_WORKING DATA_
○ ○ ○ ○ ○ ○ ○

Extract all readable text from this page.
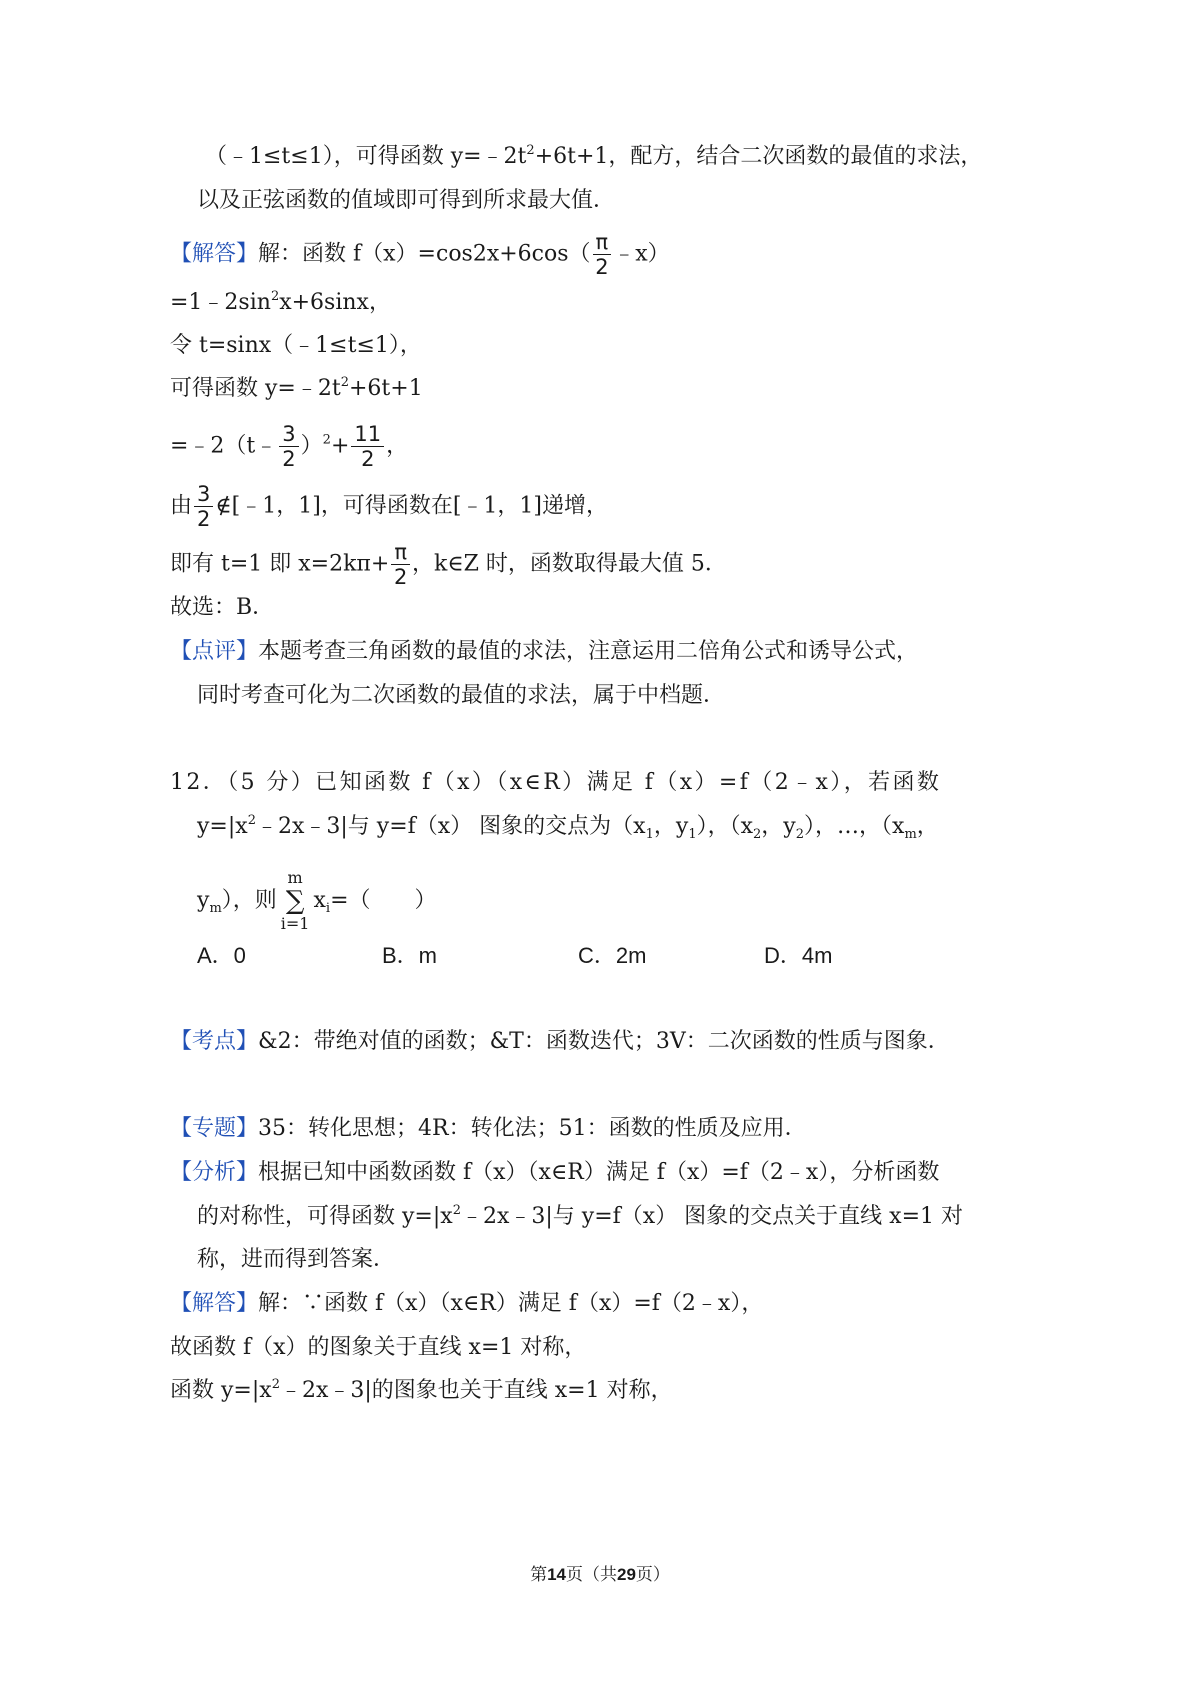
（﹣1≤t≤1），可得函数 $y=﹣2t^2+6t+1$，配方，结合二次函数的最值的求法，
以及正弦函数的值域即可得到所求最大值．
【解答】解：函数 $f(x)=\cos 2x+6\cos( \frac{\pi}{2}$ ﹣x）
$=1﹣2\sin^2x+6\sin x$，
令 t=sinx（﹣1≤t≤1），
可得函数 $y=﹣2t^2+6t+1$
=﹣2（t﹣ $\frac{3}{2} )^2+ \frac{11}{2}$ ，
由 $\frac{3}{2}$ ∉[﹣1，1]，可得函数在[﹣1，1]递增，
即有 t=1 即 $x=2k\pi+ \frac{\pi}{2}$ ，k∈Z 时，函数取得最大值 5．
故选：B．
【点评】本题考查三角函数的最值的求法，注意运用二倍角公式和诱导公式，
同时考查可化为二次函数的最值的求法，属于中档题．
12．（5 分）已知函数 f（x）（x∈R）满足 f（x）=f（2﹣x），若函数
$y=|x^2﹣2x﹣3|$与 y=f（x） 图象的交点为（$x_1$，$y_1$），（$x_2$，$y_2$），…，（$x_m$，
$y_m$），则
m
∑
i=1
$x_i=$（　　）
A．0	B．m	C．2m	D．4m
【考点】&2：带绝对值的函数；&T：函数迭代；3V：二次函数的性质与图象．
【专题】35：转化思想；4R：转化法；51：函数的性质及应用．
【分析】根据已知中函数函数 f（x）（x∈R）满足 f（x）=f（2﹣x），分析函数
的对称性，可得函数 $y=|x^2﹣2x﹣3|$与 y=f（x） 图象的交点关于直线 x=1 对
称，进而得到答案．
【解答】解：∵函数 f（x）（x∈R）满足 f（x）=f（2﹣x），
故函数 f（x）的图象关于直线 x=1 对称，
函数 $y=|x^2﹣2x﹣3|$的图象也关于直线 x=1 对称，
第14页（共29页）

○ ○ ○ ○ ○ ○ ○

_EXERCISE REQUIREMENTS_
Copy every line of the entries above in which "frac" occurs.

_THE REPLY_
【解答】解：函数 $f(x)=\cos 2x+6\cos( \frac{\pi}{2}$ ﹣x）
=﹣2（t﹣ $\frac{3}{2} )^2+ \frac{11}{2}$ ，
由 $\frac{3}{2}$ ∉[﹣1，1]，可得函数在[﹣1，1]递增，
即有 t=1 即 $x=2k\pi+ \frac{\pi}{2}$ ，k∈Z 时，函数取得最大值 5．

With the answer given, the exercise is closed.